A block of data:
※

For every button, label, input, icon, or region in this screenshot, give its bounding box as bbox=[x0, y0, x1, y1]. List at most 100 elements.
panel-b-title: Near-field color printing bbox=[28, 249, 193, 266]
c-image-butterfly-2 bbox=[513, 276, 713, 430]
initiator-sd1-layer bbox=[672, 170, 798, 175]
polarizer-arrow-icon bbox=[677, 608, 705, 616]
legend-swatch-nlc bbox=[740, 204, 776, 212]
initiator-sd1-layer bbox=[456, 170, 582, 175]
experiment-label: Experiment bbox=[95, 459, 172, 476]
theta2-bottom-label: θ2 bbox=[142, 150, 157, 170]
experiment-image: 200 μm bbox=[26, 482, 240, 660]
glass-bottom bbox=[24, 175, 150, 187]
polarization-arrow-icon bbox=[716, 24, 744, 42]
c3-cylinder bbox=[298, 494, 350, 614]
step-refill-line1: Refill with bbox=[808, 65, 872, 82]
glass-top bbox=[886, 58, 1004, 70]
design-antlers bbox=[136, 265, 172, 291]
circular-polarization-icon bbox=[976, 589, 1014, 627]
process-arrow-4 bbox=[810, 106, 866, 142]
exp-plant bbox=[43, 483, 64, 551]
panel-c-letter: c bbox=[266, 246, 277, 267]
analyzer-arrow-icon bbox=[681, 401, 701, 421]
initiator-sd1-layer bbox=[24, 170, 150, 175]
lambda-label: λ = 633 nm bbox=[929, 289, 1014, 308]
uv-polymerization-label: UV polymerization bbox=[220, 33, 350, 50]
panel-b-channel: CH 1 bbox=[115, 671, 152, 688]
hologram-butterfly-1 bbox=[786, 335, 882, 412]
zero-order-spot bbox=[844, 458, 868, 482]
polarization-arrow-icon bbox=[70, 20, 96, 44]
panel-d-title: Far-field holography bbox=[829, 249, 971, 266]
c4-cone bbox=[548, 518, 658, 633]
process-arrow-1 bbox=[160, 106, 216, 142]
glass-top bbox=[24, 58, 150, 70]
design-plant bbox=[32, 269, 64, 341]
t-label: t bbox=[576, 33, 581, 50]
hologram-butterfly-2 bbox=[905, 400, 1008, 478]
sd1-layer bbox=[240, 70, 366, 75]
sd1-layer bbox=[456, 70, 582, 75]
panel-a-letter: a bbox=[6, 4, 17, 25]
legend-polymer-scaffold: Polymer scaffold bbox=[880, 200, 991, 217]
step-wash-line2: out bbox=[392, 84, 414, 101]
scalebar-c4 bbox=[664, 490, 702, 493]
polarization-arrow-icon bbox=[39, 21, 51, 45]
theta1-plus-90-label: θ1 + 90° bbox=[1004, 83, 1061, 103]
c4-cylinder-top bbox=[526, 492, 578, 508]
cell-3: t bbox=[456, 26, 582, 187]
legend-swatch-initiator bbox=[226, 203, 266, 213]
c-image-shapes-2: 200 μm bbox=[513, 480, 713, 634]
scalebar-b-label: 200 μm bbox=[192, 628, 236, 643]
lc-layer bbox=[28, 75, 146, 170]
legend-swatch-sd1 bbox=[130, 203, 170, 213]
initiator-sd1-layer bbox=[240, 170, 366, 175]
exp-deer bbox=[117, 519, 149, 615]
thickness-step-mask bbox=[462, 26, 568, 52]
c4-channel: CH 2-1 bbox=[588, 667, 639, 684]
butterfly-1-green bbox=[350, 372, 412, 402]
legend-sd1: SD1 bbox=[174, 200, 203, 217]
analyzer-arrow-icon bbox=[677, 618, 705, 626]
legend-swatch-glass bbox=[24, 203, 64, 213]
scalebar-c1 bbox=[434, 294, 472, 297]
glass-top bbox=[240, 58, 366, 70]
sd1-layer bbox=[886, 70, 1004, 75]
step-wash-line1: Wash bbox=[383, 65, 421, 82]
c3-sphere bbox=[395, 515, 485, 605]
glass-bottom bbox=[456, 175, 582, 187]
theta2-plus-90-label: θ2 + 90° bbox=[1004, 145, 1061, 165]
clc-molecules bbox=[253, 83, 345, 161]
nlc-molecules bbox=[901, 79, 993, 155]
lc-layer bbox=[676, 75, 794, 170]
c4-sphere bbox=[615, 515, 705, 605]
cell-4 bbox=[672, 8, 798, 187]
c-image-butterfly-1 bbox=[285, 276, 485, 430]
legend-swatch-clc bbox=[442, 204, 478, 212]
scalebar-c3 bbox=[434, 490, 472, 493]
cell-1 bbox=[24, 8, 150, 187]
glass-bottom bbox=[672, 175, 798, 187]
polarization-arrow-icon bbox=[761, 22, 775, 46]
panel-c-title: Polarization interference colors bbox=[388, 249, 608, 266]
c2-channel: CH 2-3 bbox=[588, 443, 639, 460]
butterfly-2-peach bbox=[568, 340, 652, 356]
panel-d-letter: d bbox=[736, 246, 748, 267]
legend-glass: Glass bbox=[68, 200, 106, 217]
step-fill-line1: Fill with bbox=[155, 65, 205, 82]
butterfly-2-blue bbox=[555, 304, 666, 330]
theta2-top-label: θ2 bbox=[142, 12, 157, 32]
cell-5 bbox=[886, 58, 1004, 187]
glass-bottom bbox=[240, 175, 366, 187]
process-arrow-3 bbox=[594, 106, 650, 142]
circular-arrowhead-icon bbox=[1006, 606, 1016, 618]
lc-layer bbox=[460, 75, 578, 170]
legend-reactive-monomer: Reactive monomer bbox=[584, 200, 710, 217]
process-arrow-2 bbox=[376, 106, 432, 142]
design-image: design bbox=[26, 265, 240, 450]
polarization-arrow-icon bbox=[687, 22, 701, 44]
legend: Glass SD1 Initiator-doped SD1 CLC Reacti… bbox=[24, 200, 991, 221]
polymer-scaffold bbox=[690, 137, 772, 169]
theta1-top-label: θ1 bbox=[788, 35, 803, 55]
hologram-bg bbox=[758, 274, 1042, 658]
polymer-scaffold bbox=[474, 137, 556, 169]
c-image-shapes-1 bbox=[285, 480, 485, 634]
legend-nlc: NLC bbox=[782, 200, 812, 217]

※

- The request: Quote the items word for word, starting with the first line and ending with the line that contains "panel-a-letter: a bbox=[6, 4, 17, 25]".

- Exercise result:
For every button, label, input, icon, or region in this screenshot, give its bounding box as bbox=[x0, y0, x1, y1]. List at most 100 elements.
panel-b-title: Near-field color printing bbox=[28, 249, 193, 266]
c-image-butterfly-2 bbox=[513, 276, 713, 430]
initiator-sd1-layer bbox=[672, 170, 798, 175]
polarizer-arrow-icon bbox=[677, 608, 705, 616]
legend-swatch-nlc bbox=[740, 204, 776, 212]
initiator-sd1-layer bbox=[456, 170, 582, 175]
experiment-label: Experiment bbox=[95, 459, 172, 476]
theta2-bottom-label: θ2 bbox=[142, 150, 157, 170]
experiment-image: 200 μm bbox=[26, 482, 240, 660]
glass-bottom bbox=[24, 175, 150, 187]
polarization-arrow-icon bbox=[716, 24, 744, 42]
c3-cylinder bbox=[298, 494, 350, 614]
step-refill-line1: Refill with bbox=[808, 65, 872, 82]
glass-top bbox=[886, 58, 1004, 70]
design-antlers bbox=[136, 265, 172, 291]
circular-polarization-icon bbox=[976, 589, 1014, 627]
process-arrow-4 bbox=[810, 106, 866, 142]
exp-plant bbox=[43, 483, 64, 551]
panel-c-letter: c bbox=[266, 246, 277, 267]
analyzer-arrow-icon bbox=[681, 401, 701, 421]
initiator-sd1-layer bbox=[24, 170, 150, 175]
lambda-label: λ = 633 nm bbox=[929, 289, 1014, 308]
uv-polymerization-label: UV polymerization bbox=[220, 33, 350, 50]
panel-b-channel: CH 1 bbox=[115, 671, 152, 688]
hologram-butterfly-1 bbox=[786, 335, 882, 412]
zero-order-spot bbox=[844, 458, 868, 482]
polarization-arrow-icon bbox=[70, 20, 96, 44]
panel-d-title: Far-field holography bbox=[829, 249, 971, 266]
c4-cone bbox=[548, 518, 658, 633]
process-arrow-1 bbox=[160, 106, 216, 142]
glass-top bbox=[24, 58, 150, 70]
design-plant bbox=[32, 269, 64, 341]
t-label: t bbox=[576, 33, 581, 50]
hologram-butterfly-2 bbox=[905, 400, 1008, 478]
sd1-layer bbox=[240, 70, 366, 75]
sd1-layer bbox=[456, 70, 582, 75]
panel-a-letter: a bbox=[6, 4, 17, 25]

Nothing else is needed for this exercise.